═════ Given information ═════
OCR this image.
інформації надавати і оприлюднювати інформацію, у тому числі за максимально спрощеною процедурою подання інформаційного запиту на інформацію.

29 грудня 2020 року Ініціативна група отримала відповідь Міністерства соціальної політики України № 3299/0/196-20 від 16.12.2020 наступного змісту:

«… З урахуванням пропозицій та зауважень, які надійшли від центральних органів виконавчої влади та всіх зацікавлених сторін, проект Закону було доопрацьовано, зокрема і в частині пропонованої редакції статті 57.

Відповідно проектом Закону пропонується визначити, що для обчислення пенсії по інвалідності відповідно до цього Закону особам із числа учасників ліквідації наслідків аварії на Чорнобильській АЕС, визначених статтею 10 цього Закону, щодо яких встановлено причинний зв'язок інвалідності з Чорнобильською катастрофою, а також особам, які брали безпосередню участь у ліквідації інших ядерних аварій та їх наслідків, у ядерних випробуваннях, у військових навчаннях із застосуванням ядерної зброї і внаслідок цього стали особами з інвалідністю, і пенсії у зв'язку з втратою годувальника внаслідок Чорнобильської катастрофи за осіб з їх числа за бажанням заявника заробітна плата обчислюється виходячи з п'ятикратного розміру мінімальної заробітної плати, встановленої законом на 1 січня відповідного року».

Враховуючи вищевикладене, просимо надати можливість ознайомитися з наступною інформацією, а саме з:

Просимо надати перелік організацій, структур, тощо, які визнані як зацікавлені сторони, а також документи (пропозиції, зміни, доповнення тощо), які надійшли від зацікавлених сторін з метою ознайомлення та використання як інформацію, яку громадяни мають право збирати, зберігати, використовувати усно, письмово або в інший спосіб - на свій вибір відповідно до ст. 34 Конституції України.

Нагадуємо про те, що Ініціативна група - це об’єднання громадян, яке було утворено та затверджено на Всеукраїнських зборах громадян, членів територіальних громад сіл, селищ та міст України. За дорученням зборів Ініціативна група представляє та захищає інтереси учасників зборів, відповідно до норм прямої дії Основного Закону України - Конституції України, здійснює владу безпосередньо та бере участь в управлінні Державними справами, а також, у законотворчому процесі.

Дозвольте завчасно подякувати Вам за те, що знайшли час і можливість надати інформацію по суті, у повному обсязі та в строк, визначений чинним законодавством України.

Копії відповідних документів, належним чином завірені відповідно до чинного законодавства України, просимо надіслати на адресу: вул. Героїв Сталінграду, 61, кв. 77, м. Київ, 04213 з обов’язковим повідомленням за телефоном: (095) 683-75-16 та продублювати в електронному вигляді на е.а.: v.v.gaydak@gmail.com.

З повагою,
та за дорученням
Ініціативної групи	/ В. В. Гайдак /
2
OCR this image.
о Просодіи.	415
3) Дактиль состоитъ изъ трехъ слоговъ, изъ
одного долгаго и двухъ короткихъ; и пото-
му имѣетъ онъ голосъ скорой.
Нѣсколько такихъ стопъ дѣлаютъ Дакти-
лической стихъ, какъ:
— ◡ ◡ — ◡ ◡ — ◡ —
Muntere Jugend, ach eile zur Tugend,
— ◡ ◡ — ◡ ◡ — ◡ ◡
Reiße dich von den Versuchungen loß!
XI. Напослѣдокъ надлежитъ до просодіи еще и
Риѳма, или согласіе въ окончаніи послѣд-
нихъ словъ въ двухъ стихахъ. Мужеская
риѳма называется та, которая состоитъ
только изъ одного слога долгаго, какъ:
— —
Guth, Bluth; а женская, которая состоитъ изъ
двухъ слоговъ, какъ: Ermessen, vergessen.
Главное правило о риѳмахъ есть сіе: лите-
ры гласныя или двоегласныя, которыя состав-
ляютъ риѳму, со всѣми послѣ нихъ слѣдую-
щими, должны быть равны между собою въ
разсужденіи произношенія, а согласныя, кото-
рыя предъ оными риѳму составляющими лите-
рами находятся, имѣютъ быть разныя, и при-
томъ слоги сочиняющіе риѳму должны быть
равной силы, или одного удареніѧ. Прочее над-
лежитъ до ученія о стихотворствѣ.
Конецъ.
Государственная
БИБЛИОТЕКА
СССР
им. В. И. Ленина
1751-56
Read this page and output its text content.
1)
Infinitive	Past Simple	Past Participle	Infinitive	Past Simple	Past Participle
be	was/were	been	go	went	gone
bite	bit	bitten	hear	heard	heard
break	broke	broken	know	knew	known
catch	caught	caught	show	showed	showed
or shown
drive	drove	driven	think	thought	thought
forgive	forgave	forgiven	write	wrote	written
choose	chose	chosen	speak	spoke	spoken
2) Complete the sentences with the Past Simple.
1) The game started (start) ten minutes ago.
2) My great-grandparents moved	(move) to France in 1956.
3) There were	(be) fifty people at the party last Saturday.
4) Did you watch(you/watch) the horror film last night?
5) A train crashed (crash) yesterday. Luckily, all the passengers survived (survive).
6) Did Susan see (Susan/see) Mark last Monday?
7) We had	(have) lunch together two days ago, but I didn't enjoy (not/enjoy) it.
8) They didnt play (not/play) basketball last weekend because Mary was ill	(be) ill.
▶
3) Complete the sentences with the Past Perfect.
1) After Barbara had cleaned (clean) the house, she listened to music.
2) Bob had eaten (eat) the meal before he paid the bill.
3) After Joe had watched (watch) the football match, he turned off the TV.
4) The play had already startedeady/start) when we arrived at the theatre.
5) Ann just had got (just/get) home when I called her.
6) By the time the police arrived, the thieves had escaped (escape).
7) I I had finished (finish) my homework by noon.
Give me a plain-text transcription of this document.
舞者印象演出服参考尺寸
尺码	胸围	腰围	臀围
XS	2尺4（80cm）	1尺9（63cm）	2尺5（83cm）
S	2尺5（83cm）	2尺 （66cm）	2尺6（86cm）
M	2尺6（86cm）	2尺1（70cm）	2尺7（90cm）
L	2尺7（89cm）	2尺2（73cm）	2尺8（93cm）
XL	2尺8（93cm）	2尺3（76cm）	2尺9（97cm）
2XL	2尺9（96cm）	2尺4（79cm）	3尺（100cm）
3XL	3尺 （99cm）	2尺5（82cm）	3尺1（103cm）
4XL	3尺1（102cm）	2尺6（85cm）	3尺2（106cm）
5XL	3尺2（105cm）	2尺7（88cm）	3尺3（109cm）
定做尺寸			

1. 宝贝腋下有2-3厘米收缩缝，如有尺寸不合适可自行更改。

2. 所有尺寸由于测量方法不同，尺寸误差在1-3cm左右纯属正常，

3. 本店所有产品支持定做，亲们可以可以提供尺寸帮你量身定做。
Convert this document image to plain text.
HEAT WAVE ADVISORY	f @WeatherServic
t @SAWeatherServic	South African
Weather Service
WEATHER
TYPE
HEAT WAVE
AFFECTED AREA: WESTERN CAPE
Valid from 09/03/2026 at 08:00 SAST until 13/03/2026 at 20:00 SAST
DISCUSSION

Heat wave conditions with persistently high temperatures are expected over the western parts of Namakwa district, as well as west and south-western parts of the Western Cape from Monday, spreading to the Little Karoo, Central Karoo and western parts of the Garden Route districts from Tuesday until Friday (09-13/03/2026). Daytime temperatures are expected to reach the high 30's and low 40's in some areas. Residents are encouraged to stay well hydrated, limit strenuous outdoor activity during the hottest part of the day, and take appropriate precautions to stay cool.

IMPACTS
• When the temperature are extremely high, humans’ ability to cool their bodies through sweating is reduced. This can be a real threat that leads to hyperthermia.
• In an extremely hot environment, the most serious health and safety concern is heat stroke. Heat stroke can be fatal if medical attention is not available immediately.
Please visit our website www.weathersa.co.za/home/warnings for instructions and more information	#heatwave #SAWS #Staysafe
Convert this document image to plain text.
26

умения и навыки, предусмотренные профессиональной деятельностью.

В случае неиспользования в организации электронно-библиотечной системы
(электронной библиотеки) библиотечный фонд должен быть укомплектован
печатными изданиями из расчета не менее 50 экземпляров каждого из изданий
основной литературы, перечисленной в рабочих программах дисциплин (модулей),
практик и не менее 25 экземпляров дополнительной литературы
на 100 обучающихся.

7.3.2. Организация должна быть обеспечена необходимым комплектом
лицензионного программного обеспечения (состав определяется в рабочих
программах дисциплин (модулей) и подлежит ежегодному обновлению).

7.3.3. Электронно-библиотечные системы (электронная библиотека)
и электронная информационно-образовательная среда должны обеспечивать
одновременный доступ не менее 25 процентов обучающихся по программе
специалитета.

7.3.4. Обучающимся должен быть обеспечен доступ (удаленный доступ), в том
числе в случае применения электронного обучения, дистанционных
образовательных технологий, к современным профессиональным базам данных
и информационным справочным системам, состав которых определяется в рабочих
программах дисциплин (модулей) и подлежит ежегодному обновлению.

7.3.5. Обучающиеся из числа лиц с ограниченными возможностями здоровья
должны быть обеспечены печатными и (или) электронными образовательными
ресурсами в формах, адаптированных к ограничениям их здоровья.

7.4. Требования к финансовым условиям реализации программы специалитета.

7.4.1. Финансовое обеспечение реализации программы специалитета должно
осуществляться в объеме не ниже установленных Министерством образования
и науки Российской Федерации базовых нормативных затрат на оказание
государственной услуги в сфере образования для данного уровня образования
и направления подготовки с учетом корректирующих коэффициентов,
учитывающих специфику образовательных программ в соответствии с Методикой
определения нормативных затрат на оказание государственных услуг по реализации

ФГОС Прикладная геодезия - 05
═════
* Aim of the exercise *
Each line that holds the word "электронная" is to be copied.

* Result of this task *
7.3.3. Электронно-библиотечные системы (электронная библиотека)
и электронная информационно-образовательная среда должны обеспечивать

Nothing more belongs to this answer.